Task description. Using the listing below, report all lines holding the word "Rekam".

Data supplied.
%%

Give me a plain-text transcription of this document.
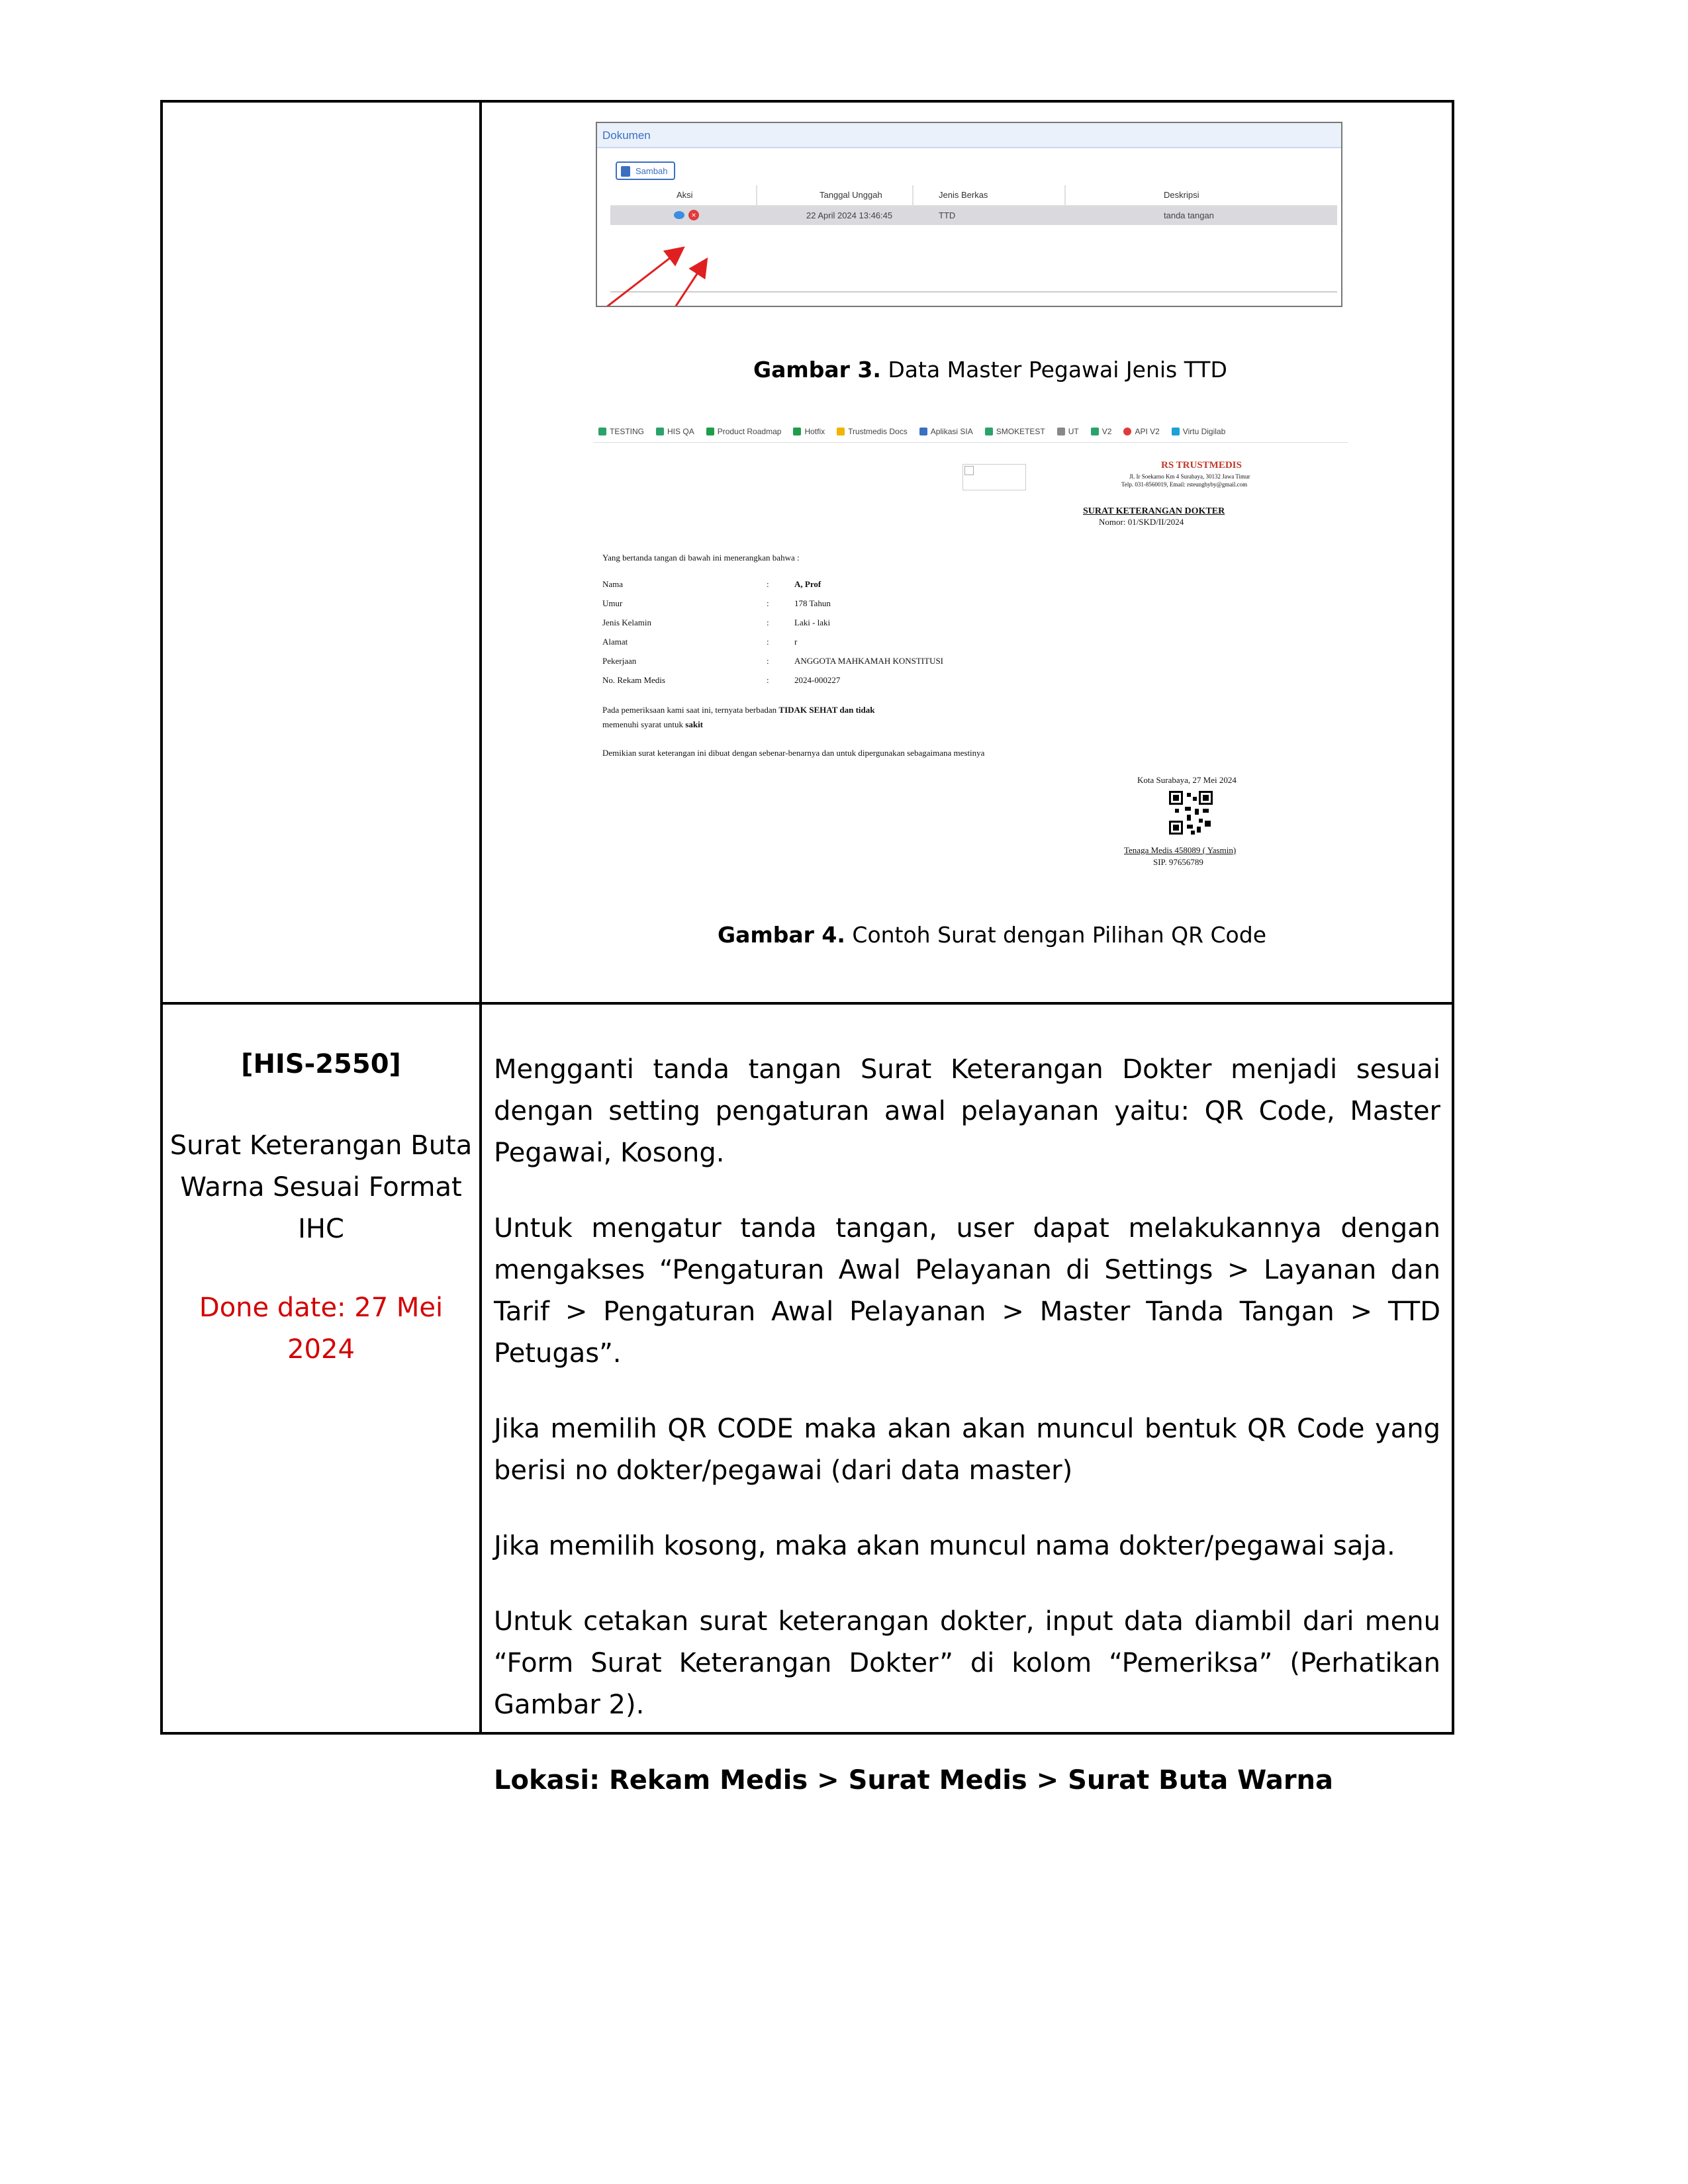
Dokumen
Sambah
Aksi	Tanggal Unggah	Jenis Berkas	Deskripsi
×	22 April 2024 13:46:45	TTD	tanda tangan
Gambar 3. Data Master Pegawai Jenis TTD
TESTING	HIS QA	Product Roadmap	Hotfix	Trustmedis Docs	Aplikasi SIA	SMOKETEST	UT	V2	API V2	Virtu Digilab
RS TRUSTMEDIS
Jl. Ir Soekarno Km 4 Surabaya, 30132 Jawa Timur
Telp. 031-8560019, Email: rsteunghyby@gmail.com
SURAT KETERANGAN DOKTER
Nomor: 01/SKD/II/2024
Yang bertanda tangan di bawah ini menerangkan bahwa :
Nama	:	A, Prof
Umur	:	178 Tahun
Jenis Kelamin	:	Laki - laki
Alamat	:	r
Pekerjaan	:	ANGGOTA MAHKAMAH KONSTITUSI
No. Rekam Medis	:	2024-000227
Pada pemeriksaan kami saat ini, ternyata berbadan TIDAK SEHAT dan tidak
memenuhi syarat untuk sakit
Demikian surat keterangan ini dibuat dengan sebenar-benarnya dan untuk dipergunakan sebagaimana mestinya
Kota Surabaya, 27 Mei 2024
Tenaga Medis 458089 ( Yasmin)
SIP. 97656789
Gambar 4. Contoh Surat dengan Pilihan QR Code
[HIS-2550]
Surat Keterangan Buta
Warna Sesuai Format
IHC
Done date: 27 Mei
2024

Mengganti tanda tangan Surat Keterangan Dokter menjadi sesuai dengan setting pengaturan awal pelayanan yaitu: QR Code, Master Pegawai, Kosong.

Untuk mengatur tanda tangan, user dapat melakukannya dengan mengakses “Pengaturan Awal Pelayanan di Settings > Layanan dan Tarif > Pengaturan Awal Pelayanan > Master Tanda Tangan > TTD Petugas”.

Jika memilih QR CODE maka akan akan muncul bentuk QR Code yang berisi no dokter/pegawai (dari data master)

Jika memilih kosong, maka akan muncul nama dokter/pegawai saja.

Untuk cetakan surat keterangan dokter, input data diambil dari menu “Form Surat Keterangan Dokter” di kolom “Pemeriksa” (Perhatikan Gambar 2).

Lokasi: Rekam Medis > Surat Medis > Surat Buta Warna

%%
%%

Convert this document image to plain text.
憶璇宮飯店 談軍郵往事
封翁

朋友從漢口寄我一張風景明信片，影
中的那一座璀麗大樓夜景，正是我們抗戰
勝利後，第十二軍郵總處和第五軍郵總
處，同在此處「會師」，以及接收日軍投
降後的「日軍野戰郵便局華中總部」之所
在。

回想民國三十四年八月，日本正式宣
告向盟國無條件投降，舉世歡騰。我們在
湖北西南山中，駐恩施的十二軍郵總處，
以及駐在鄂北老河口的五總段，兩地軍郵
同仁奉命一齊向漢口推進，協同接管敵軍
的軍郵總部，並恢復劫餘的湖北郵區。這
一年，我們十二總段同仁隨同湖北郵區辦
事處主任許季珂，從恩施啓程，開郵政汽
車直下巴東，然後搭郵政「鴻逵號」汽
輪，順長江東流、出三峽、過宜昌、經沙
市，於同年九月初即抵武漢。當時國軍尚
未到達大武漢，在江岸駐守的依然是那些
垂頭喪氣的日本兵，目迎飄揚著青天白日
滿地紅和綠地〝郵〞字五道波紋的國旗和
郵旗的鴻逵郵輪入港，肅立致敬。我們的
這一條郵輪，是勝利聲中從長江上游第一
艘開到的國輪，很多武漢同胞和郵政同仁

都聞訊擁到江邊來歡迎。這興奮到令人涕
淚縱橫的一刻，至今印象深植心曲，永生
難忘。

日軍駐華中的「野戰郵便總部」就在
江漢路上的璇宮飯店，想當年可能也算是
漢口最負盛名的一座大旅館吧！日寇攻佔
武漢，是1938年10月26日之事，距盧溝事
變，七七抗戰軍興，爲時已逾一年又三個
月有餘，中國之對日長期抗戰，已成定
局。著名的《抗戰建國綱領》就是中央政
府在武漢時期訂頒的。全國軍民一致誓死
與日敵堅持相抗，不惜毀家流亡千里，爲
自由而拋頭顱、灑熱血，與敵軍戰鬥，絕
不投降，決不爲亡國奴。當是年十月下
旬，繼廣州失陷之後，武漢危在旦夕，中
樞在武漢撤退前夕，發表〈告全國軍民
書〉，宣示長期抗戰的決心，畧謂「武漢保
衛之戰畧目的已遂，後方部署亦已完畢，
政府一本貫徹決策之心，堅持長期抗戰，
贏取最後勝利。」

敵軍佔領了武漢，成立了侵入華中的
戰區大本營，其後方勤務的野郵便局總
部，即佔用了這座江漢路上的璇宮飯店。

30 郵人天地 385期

%%
%%

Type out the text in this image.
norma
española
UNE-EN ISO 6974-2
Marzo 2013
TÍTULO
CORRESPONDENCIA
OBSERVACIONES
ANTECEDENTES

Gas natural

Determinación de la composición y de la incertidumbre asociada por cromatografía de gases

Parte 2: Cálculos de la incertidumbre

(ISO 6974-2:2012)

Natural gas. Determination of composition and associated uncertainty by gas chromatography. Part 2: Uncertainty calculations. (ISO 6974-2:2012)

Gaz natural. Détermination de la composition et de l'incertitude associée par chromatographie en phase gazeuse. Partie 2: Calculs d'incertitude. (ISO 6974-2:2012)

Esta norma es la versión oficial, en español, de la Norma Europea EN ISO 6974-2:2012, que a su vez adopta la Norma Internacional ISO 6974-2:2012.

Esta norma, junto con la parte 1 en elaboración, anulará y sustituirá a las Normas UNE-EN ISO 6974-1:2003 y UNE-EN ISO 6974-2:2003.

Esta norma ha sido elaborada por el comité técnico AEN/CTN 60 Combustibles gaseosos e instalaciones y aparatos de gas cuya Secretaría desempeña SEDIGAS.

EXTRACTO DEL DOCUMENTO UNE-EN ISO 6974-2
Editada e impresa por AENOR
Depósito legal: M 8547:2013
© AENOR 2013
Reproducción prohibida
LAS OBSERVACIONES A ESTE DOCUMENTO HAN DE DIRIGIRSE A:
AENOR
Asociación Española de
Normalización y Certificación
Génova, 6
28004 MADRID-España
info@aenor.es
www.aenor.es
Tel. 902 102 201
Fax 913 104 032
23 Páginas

%%

Solution to the problem.
No. Rekam Medis	:	2024-000227
Lokasi: Rekam Medis > Surat Medis > Surat Buta Warna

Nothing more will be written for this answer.